* GIVEN PROBLEM *
Find the word "JSON" in the records below. List each line containing it.

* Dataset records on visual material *
==============================

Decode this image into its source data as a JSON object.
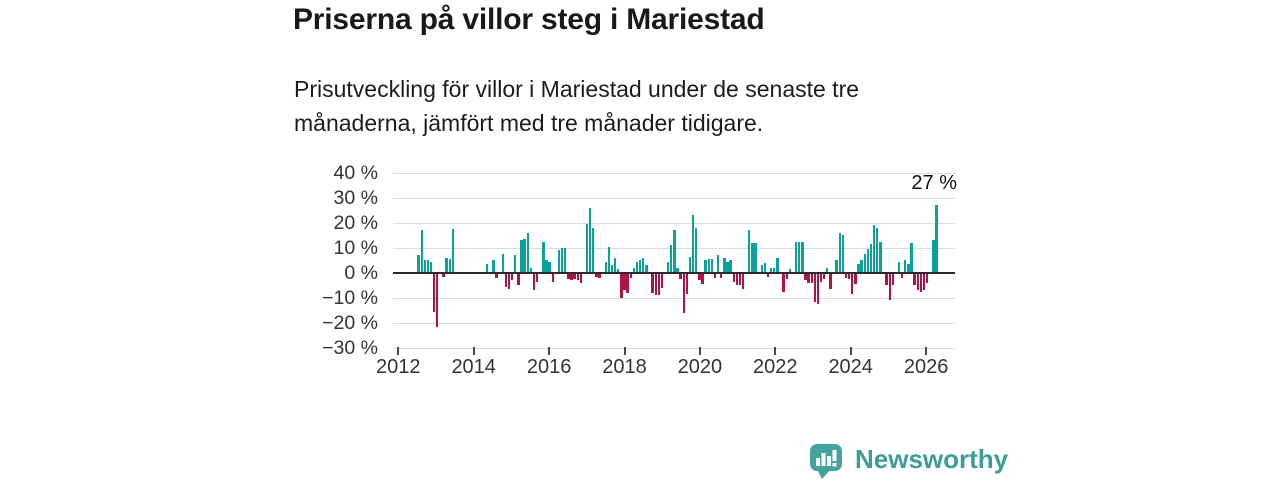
{
  "header": {
    "title": "Priserna på villor steg i Mariestad",
    "subtitle": "Prisutveckling för villor i Mariestad under de senaste tre månaderna, jämfört med tre månader tidigare."
  },
  "chart_data": {
    "type": "bar",
    "title": "Priserna på villor steg i Mariestad",
    "xlabel": "",
    "ylabel": "",
    "unit": "%",
    "ylim": [
      -30,
      40
    ],
    "grid": true,
    "grid_values": [
      40,
      30,
      20,
      10,
      0,
      -10,
      -20,
      -30
    ],
    "y_tick_labels": [
      "40 %",
      "30 %",
      "20 %",
      "10 %",
      "0 %",
      "−10 %",
      "−20 %",
      "−30 %"
    ],
    "x_tick_years": [
      2012,
      2014,
      2016,
      2018,
      2020,
      2022,
      2024,
      2026
    ],
    "x_tick_labels": [
      "2012",
      "2014",
      "2016",
      "2018",
      "2020",
      "2022",
      "2024",
      "2026"
    ],
    "x_start_month": "2012-01",
    "annotation": {
      "text": "27 %",
      "value": 27
    },
    "colors": {
      "positive": "#0BA29A",
      "negative": "#B01245",
      "gridline": "#DBDBDB",
      "zero_line": "#2B2B2B",
      "axis_text": "#333333"
    },
    "bars": [
      [
        6,
        7
      ],
      [
        7,
        17
      ],
      [
        8,
        5
      ],
      [
        9,
        5
      ],
      [
        10,
        4.5
      ],
      [
        11,
        -15
      ],
      [
        12,
        -21
      ],
      [
        14,
        -1
      ],
      [
        15,
        6
      ],
      [
        16,
        5.5
      ],
      [
        17,
        17.5
      ],
      [
        28,
        3.5
      ],
      [
        30,
        5
      ],
      [
        31,
        -1.5
      ],
      [
        33,
        7.5
      ],
      [
        34,
        -5
      ],
      [
        35,
        -6
      ],
      [
        36,
        -2.5
      ],
      [
        37,
        7
      ],
      [
        38,
        -4.5
      ],
      [
        39,
        13
      ],
      [
        40,
        13.5
      ],
      [
        41,
        16
      ],
      [
        42,
        2
      ],
      [
        43,
        -6.5
      ],
      [
        44,
        -3
      ],
      [
        46,
        12.5
      ],
      [
        47,
        5
      ],
      [
        48,
        4.5
      ],
      [
        49,
        -3
      ],
      [
        51,
        9
      ],
      [
        52,
        10
      ],
      [
        53,
        10
      ],
      [
        54,
        -2
      ],
      [
        55,
        -2.5
      ],
      [
        56,
        -2
      ],
      [
        57,
        -2.5
      ],
      [
        58,
        -3.5
      ],
      [
        60,
        19.5
      ],
      [
        61,
        26
      ],
      [
        62,
        18
      ],
      [
        63,
        -1
      ],
      [
        64,
        -1.5
      ],
      [
        66,
        4.5
      ],
      [
        67,
        10.5
      ],
      [
        68,
        3
      ],
      [
        69,
        6
      ],
      [
        70,
        1.5
      ],
      [
        71,
        -9.5
      ],
      [
        72,
        -6.5
      ],
      [
        73,
        -7.5
      ],
      [
        74,
        -1.5
      ],
      [
        75,
        2
      ],
      [
        76,
        4.5
      ],
      [
        77,
        5
      ],
      [
        78,
        6
      ],
      [
        79,
        3
      ],
      [
        81,
        -7.5
      ],
      [
        82,
        -8.5
      ],
      [
        83,
        -8.5
      ],
      [
        84,
        -5.5
      ],
      [
        86,
        4.5
      ],
      [
        87,
        11
      ],
      [
        88,
        17
      ],
      [
        89,
        2
      ],
      [
        90,
        -2
      ],
      [
        91,
        -15.5
      ],
      [
        92,
        -8
      ],
      [
        93,
        6.5
      ],
      [
        94,
        23
      ],
      [
        95,
        18
      ],
      [
        96,
        -2.5
      ],
      [
        97,
        -4
      ],
      [
        98,
        5
      ],
      [
        99,
        5.5
      ],
      [
        100,
        5.5
      ],
      [
        101,
        -1.5
      ],
      [
        102,
        7
      ],
      [
        103,
        -1.5
      ],
      [
        104,
        6
      ],
      [
        105,
        4.5
      ],
      [
        106,
        5
      ],
      [
        107,
        -3
      ],
      [
        108,
        -4.5
      ],
      [
        109,
        -4.5
      ],
      [
        110,
        -6
      ],
      [
        112,
        17
      ],
      [
        113,
        12
      ],
      [
        114,
        12
      ],
      [
        116,
        3
      ],
      [
        117,
        4
      ],
      [
        118,
        -1
      ],
      [
        119,
        2
      ],
      [
        120,
        2
      ],
      [
        121,
        6
      ],
      [
        123,
        -7
      ],
      [
        124,
        -2
      ],
      [
        125,
        1.5
      ],
      [
        127,
        12.5
      ],
      [
        128,
        12.5
      ],
      [
        129,
        12.5
      ],
      [
        130,
        -2.5
      ],
      [
        131,
        -3.5
      ],
      [
        132,
        -3.5
      ],
      [
        133,
        -11
      ],
      [
        134,
        -12
      ],
      [
        135,
        -3
      ],
      [
        136,
        -2
      ],
      [
        137,
        2
      ],
      [
        138,
        -6
      ],
      [
        140,
        5
      ],
      [
        141,
        16
      ],
      [
        142,
        15
      ],
      [
        143,
        -1.5
      ],
      [
        144,
        -2
      ],
      [
        145,
        -8
      ],
      [
        146,
        -4
      ],
      [
        147,
        3.5
      ],
      [
        148,
        5
      ],
      [
        149,
        7.5
      ],
      [
        150,
        9.5
      ],
      [
        151,
        11.5
      ],
      [
        152,
        19
      ],
      [
        153,
        18
      ],
      [
        154,
        12.5
      ],
      [
        156,
        -4.5
      ],
      [
        157,
        -10.5
      ],
      [
        158,
        -4.5
      ],
      [
        160,
        4.5
      ],
      [
        161,
        -1.5
      ],
      [
        162,
        5
      ],
      [
        163,
        3.5
      ],
      [
        164,
        12
      ],
      [
        165,
        -4.5
      ],
      [
        166,
        -6.5
      ],
      [
        167,
        -7
      ],
      [
        168,
        -6.5
      ],
      [
        169,
        -3.5
      ],
      [
        171,
        13
      ],
      [
        172,
        27
      ]
    ]
  },
  "footer": {
    "brand": "Newsworthy"
  }
}
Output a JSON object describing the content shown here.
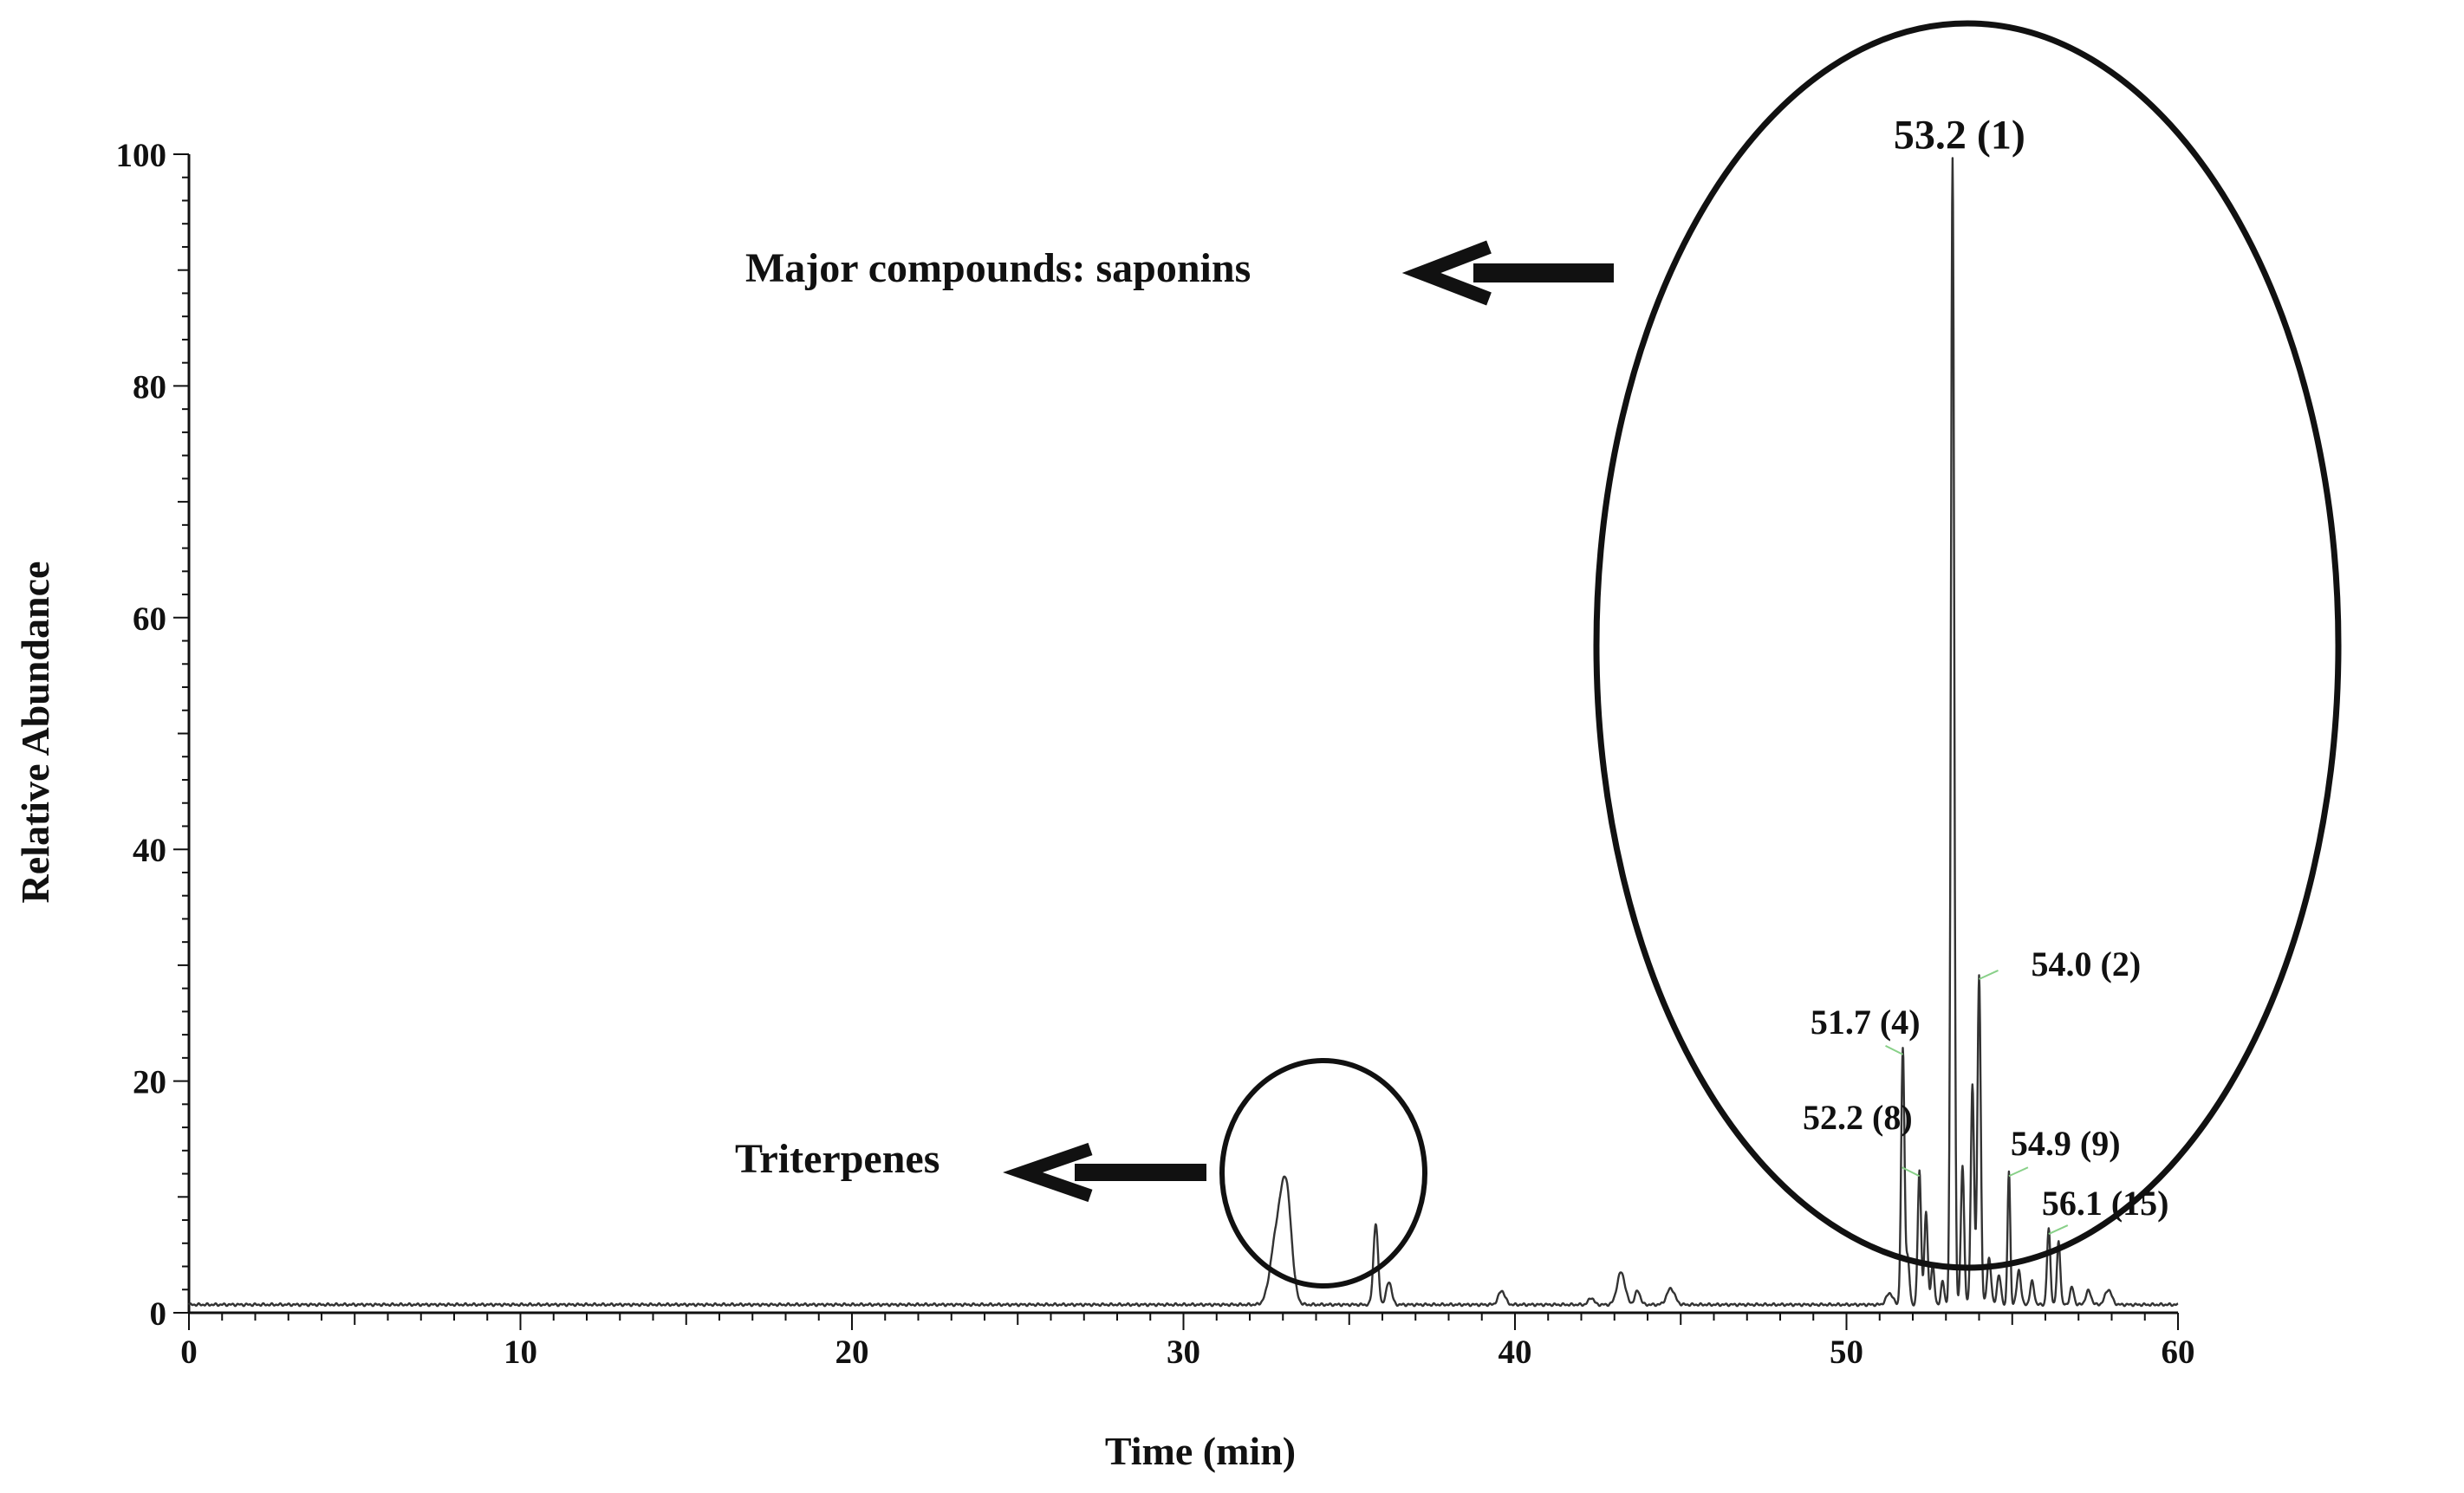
{
  "chart_data": {
    "type": "line",
    "title": "",
    "xlabel": "Time (min)",
    "ylabel": "Relative Abundance",
    "xlim": [
      0,
      60
    ],
    "ylim": [
      0,
      100
    ],
    "x_ticks": [
      "0",
      "10",
      "20",
      "30",
      "40",
      "50",
      "60"
    ],
    "y_ticks": [
      "0",
      "20",
      "40",
      "60",
      "80",
      "100"
    ],
    "grid": false,
    "legend": "none",
    "line_color": "#333333",
    "peak_label_tick_color": "#88d088",
    "baseline": 0.7,
    "peaks": [
      {
        "t": 32.8,
        "h": 5.5,
        "w": 0.18
      },
      {
        "t": 33.1,
        "h": 9.5,
        "w": 0.16
      },
      {
        "t": 35.8,
        "h": 7.0,
        "w": 0.07
      },
      {
        "t": 36.2,
        "h": 2.0,
        "w": 0.08
      },
      {
        "t": 39.6,
        "h": 1.2,
        "w": 0.1
      },
      {
        "t": 42.3,
        "h": 0.6,
        "w": 0.08
      },
      {
        "t": 43.2,
        "h": 2.8,
        "w": 0.12
      },
      {
        "t": 43.7,
        "h": 1.2,
        "w": 0.08
      },
      {
        "t": 44.7,
        "h": 1.4,
        "w": 0.12
      },
      {
        "t": 51.3,
        "h": 1.0,
        "w": 0.1
      },
      {
        "t": 51.7,
        "h": 22.0,
        "w": 0.05
      },
      {
        "t": 51.85,
        "h": 4.0,
        "w": 0.05
      },
      {
        "t": 52.2,
        "h": 11.5,
        "w": 0.05
      },
      {
        "t": 52.4,
        "h": 8.0,
        "w": 0.05
      },
      {
        "t": 52.6,
        "h": 3.5,
        "w": 0.05
      },
      {
        "t": 52.9,
        "h": 2.0,
        "w": 0.05
      },
      {
        "t": 53.2,
        "h": 99.0,
        "w": 0.05
      },
      {
        "t": 53.5,
        "h": 12.0,
        "w": 0.05
      },
      {
        "t": 53.8,
        "h": 19.0,
        "w": 0.05
      },
      {
        "t": 54.0,
        "h": 28.5,
        "w": 0.05
      },
      {
        "t": 54.3,
        "h": 4.0,
        "w": 0.06
      },
      {
        "t": 54.6,
        "h": 2.5,
        "w": 0.06
      },
      {
        "t": 54.9,
        "h": 11.5,
        "w": 0.04
      },
      {
        "t": 55.2,
        "h": 3.0,
        "w": 0.06
      },
      {
        "t": 55.6,
        "h": 2.0,
        "w": 0.06
      },
      {
        "t": 56.1,
        "h": 6.5,
        "w": 0.05
      },
      {
        "t": 56.4,
        "h": 5.5,
        "w": 0.05
      },
      {
        "t": 56.8,
        "h": 1.5,
        "w": 0.06
      },
      {
        "t": 57.3,
        "h": 1.2,
        "w": 0.08
      },
      {
        "t": 57.9,
        "h": 1.3,
        "w": 0.1
      }
    ],
    "peak_labels": [
      {
        "t": 53.2,
        "h": 99.0,
        "text": "53.2 (1)"
      },
      {
        "t": 54.0,
        "h": 28.5,
        "text": "54.0 (2)"
      },
      {
        "t": 51.7,
        "h": 22.0,
        "text": "51.7 (4)"
      },
      {
        "t": 52.2,
        "h": 11.5,
        "text": "52.2 (8)"
      },
      {
        "t": 54.9,
        "h": 11.5,
        "text": "54.9 (9)"
      },
      {
        "t": 56.1,
        "h": 6.5,
        "text": "56.1 (15)"
      }
    ],
    "annotations": [
      {
        "text": "Major compounds: saponins",
        "shape": "ellipse",
        "region": "right",
        "arrow": "left"
      },
      {
        "text": "Triterpenes",
        "shape": "circle",
        "region": "middle",
        "arrow": "left"
      }
    ]
  }
}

==============================

* COMPLETE RESPONSE *
Decode this image into its source data as a JSON object.
Output a JSON object describing the content shown here.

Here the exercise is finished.